Problem to solve - Return every entry exactly.

Available records -
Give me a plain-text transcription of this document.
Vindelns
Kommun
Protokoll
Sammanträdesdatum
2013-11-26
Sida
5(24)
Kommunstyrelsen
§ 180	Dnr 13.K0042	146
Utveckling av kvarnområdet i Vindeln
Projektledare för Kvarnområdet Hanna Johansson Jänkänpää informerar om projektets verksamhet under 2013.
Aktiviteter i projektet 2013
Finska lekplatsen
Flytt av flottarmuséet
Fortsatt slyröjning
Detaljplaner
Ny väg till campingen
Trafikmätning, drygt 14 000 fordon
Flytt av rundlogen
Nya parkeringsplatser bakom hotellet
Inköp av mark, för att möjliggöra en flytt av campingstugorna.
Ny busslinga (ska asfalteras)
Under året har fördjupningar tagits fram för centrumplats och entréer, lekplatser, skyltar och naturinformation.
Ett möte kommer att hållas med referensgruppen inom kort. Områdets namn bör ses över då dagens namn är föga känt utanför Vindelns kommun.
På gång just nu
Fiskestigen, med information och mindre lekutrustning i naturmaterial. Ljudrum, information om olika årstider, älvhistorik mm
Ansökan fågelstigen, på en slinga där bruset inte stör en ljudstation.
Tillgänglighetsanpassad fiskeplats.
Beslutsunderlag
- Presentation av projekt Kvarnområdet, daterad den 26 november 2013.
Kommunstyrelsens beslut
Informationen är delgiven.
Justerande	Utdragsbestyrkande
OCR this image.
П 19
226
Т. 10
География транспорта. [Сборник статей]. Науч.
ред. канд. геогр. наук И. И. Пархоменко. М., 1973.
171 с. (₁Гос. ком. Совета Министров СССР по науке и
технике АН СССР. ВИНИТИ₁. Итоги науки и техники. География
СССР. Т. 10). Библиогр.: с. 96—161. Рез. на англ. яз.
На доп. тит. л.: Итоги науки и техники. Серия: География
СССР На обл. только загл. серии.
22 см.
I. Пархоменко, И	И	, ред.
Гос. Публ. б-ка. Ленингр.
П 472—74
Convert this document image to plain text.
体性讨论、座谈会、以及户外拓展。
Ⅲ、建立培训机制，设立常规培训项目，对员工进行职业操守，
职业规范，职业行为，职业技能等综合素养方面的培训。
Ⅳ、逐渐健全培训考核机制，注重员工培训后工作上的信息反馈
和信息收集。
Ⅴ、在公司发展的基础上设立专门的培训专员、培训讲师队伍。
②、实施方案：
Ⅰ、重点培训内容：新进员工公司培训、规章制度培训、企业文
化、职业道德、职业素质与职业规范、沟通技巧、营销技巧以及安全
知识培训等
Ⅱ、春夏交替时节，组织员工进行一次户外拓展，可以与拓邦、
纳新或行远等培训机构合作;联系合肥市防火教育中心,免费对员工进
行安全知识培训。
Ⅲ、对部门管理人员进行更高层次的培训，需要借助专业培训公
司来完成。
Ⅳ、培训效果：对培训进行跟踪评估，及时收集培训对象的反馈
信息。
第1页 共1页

Output for this task -
Give me a plain-text transcription of this document.
Vindelns
Kommun
Protokoll
Sammanträdesdatum
2013-11-26
Sida
5(24)
Kommunstyrelsen
§ 180	Dnr 13.K0042	146
Utveckling av kvarnområdet i Vindeln
Projektledare för Kvarnområdet Hanna Johansson Jänkänpää informerar om projektets verksamhet under 2013.
Aktiviteter i projektet 2013
Finska lekplatsen
Flytt av flottarmuséet
Fortsatt slyröjning
Detaljplaner
Ny väg till campingen
Trafikmätning, drygt 14 000 fordon
Flytt av rundlogen
Nya parkeringsplatser bakom hotellet
Inköp av mark, för att möjliggöra en flytt av campingstugorna.
Ny busslinga (ska asfalteras)
Under året har fördjupningar tagits fram för centrumplats och entréer, lekplatser, skyltar och naturinformation.
Ett möte kommer att hållas med referensgruppen inom kort. Områdets namn bör ses över då dagens namn är föga känt utanför Vindelns kommun.
På gång just nu
Fiskestigen, med information och mindre lekutrustning i naturmaterial. Ljudrum, information om olika årstider, älvhistorik mm
Ansökan fågelstigen, på en slinga där bruset inte stör en ljudstation.
Tillgänglighetsanpassad fiskeplats.
Beslutsunderlag
- Presentation av projekt Kvarnområdet, daterad den 26 november 2013.
Kommunstyrelsens beslut
Informationen är delgiven.
Justerande	Utdragsbestyrkande
OCR this image.
П 19
226
Т. 10
География транспорта. [Сборник статей]. Науч.
ред. канд. геогр. наук И. И. Пархоменко. М., 1973.
171 с. (₁Гос. ком. Совета Министров СССР по науке и
технике АН СССР. ВИНИТИ₁. Итоги науки и техники. География
СССР. Т. 10). Библиогр.: с. 96—161. Рез. на англ. яз.
На доп. тит. л.: Итоги науки и техники. Серия: География
СССР На обл. только загл. серии.
22 см.
I. Пархоменко, И	И	, ред.
Гос. Публ. б-ка. Ленингр.
П 472—74
Convert this document image to plain text.
体性讨论、座谈会、以及户外拓展。
Ⅲ、建立培训机制，设立常规培训项目，对员工进行职业操守，
职业规范，职业行为，职业技能等综合素养方面的培训。
Ⅳ、逐渐健全培训考核机制，注重员工培训后工作上的信息反馈
和信息收集。
Ⅴ、在公司发展的基础上设立专门的培训专员、培训讲师队伍。
②、实施方案：
Ⅰ、重点培训内容：新进员工公司培训、规章制度培训、企业文
化、职业道德、职业素质与职业规范、沟通技巧、营销技巧以及安全
知识培训等
Ⅱ、春夏交替时节，组织员工进行一次户外拓展，可以与拓邦、
纳新或行远等培训机构合作;联系合肥市防火教育中心,免费对员工进
行安全知识培训。
Ⅲ、对部门管理人员进行更高层次的培训，需要借助专业培训公
司来完成。
Ⅳ、培训效果：对培训进行跟踪评估，及时收集培训对象的反馈
信息。
第1页 共1页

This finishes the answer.